• [Instructions to follow]
From the listing below, tally the lines that include "color". Return only the total.
--- Dataset rows ---
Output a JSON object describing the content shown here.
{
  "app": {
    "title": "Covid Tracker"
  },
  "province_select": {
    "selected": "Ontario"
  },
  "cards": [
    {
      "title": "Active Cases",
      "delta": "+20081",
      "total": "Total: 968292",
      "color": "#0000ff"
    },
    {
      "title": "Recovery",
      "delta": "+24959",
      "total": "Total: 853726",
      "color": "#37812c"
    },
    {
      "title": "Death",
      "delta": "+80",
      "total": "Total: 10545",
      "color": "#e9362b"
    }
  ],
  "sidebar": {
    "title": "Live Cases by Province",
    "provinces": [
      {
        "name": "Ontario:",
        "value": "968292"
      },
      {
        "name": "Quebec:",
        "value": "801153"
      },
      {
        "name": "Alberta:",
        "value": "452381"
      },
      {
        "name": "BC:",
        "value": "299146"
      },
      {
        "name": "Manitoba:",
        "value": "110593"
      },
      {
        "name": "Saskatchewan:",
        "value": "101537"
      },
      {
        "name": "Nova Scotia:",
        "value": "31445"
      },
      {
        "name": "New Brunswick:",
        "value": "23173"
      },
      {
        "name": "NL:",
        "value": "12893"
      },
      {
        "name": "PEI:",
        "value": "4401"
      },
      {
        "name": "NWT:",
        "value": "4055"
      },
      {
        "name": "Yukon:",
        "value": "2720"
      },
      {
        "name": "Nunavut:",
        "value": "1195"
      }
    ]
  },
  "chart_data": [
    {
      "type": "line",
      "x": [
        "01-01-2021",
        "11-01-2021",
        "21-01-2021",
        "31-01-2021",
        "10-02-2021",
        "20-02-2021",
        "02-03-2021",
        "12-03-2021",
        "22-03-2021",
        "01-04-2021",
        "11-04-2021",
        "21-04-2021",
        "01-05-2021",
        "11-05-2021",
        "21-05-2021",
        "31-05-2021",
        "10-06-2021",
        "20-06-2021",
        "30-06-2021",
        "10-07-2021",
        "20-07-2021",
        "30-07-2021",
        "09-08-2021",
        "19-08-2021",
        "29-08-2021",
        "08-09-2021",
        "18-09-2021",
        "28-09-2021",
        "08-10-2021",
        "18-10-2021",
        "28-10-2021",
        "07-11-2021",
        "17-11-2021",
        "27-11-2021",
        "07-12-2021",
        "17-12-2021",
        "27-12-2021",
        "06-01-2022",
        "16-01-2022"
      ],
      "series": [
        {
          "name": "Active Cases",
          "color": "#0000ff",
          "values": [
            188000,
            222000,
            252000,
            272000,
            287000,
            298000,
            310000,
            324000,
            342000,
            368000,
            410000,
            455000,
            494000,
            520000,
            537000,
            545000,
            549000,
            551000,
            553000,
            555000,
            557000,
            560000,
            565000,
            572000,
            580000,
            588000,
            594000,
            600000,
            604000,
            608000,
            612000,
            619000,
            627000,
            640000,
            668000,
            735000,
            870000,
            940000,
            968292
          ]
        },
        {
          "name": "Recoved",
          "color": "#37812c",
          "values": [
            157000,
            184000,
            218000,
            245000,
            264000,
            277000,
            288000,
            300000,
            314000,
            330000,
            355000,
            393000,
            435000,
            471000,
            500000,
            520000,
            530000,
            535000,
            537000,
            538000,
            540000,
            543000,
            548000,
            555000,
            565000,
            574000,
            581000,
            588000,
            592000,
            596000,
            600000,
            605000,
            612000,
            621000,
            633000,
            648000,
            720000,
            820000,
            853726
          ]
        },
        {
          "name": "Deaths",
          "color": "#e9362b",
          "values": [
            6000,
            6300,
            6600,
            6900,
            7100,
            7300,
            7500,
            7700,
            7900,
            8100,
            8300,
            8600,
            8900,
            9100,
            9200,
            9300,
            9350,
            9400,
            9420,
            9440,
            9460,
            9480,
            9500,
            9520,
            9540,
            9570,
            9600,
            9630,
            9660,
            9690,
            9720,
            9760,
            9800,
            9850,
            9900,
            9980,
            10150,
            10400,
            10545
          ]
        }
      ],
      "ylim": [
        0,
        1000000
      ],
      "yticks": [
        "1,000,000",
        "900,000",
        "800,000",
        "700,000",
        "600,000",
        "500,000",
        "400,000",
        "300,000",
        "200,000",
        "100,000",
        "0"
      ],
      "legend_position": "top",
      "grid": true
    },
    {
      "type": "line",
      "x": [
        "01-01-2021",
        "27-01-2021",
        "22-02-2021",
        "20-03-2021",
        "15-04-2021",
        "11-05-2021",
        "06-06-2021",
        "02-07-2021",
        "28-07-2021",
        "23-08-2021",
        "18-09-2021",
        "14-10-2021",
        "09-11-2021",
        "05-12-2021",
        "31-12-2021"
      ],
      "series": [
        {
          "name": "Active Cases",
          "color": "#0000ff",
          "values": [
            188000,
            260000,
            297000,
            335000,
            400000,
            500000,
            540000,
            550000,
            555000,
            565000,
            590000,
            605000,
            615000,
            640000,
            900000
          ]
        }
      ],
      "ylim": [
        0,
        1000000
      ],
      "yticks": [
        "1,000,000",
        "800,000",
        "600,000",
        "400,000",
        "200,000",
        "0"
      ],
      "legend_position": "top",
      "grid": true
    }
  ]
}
---
• [Output of the task]
7